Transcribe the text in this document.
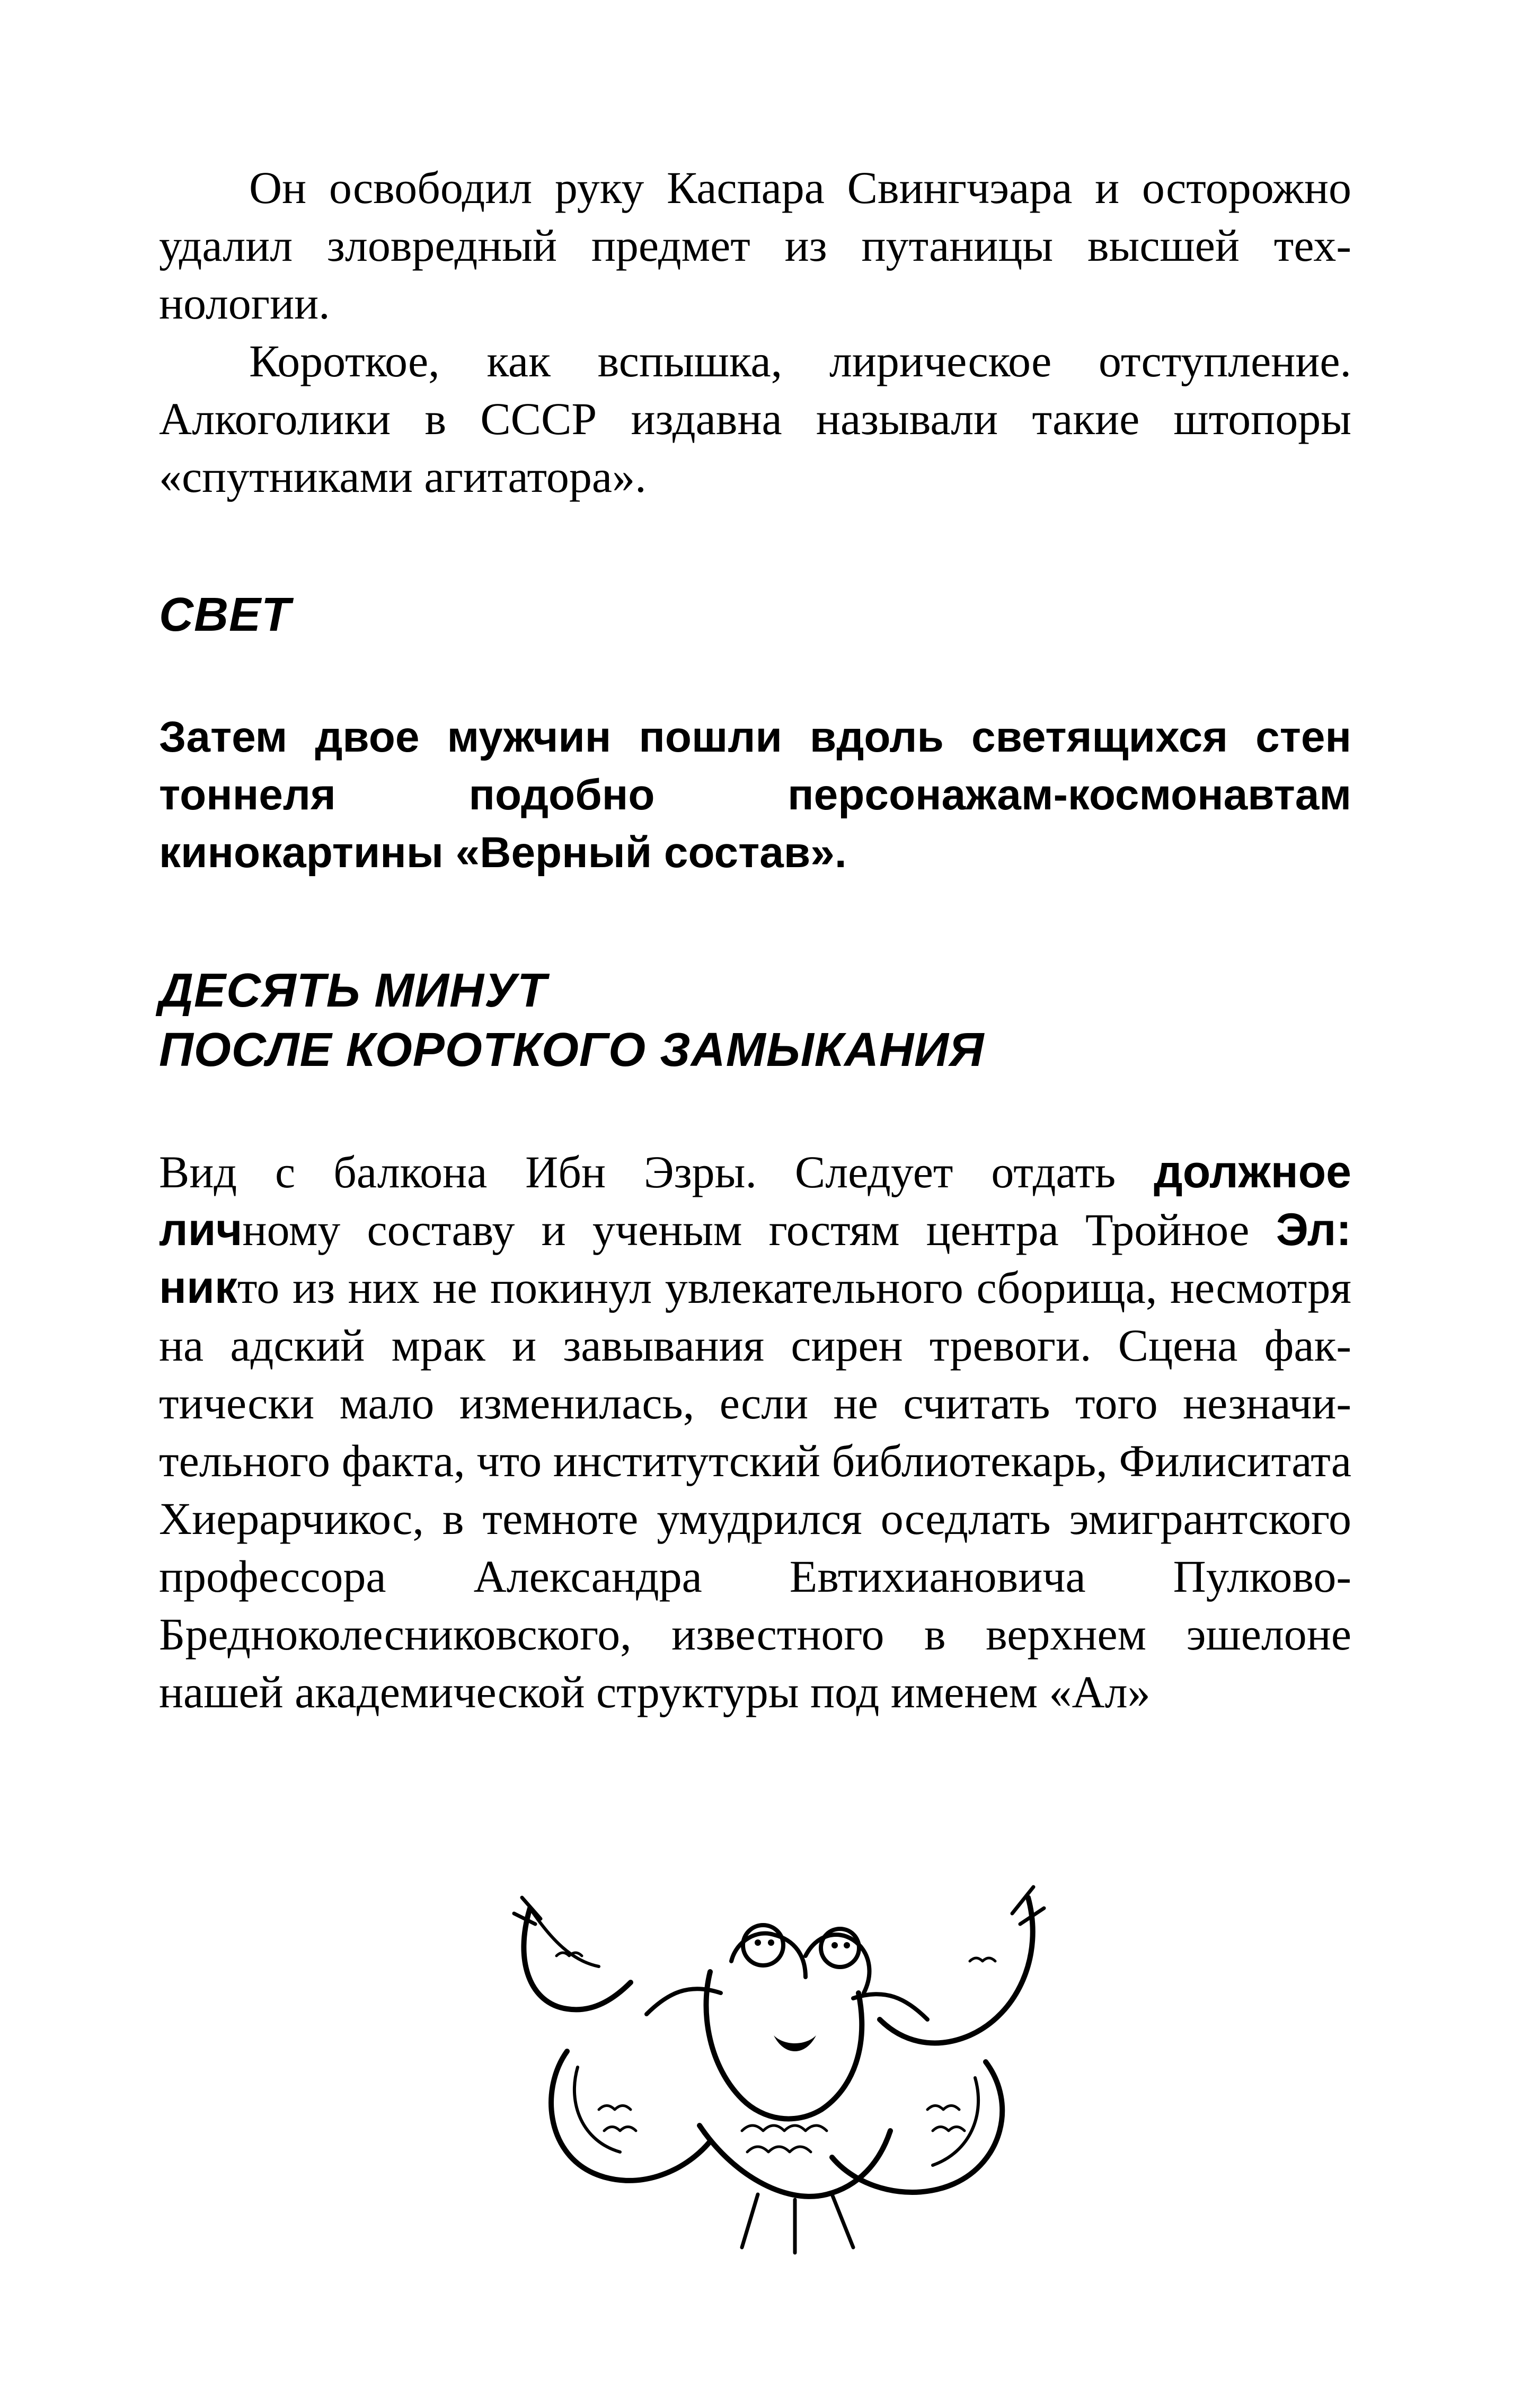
Он освободил руку Каспара Свингчэара и осторожно удалил зловредный предмет из путаницы высшей технологии.

Короткое, как вспышка, лирическое отступление. Алкоголики в СССР издавна называли такие штопоры «спутниками агитатора».

СВЕТ

Затем двое мужчин пошли вдоль светящихся стен тоннеля подобно персонажам-космонавтам кинокартины «Верный состав».

ДЕСЯТЬ МИНУТ
ПОСЛЕ КОРОТКОГО ЗАМЫКАНИЯ

Вид с балкона Ибн Эзры. Следует отдать должное личному составу и ученым гостям центра Тройное Эл: никто из них не покинул увлекательного сборища, несмотря на адский мрак и завывания сирен тревоги. Сцена фактически мало изменилась, если не считать того незначительного факта, что институтский библиотекарь, Филиситата Хиерарчикос, в темноте умудрился оседлать эмигрантского профессора Александра Евтихиановича Пулково-Бредноколесниковского, известного в верхнем эшелоне нашей академической структуры под именем «Ал»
_____
__WRITTEN REQUEST__: Give the material again exactly as it is, but keep the pictures out.

__RESULT OF THE EXERCISE__:
Transcribe the text in this document.
Он освободил руку Каспара Свингчэара и осторожно удалил зловредный предмет из путаницы высшей технологии.

Короткое, как вспышка, лирическое отступление. Алкоголики в СССР издавна называли такие штопоры «спутниками агитатора».

СВЕТ

Затем двое мужчин пошли вдоль светящихся стен тоннеля подобно персонажам-космонавтам кинокартины «Верный состав».

ДЕСЯТЬ МИНУТ
ПОСЛЕ КОРОТКОГО ЗАМЫКАНИЯ

Вид с балкона Ибн Эзры. Следует отдать должное личному составу и ученым гостям центра Тройное Эл: никто из них не покинул увлекательного сборища, несмотря на адский мрак и завывания сирен тревоги. Сцена фактически мало изменилась, если не считать того незначительного факта, что институтский библиотекарь, Филиситата Хиерарчикос, в темноте умудрился оседлать эмигрантского профессора Александра Евтихиановича Пулково-Бредноколесниковского, известного в верхнем эшелоне нашей академической структуры под именем «Ал»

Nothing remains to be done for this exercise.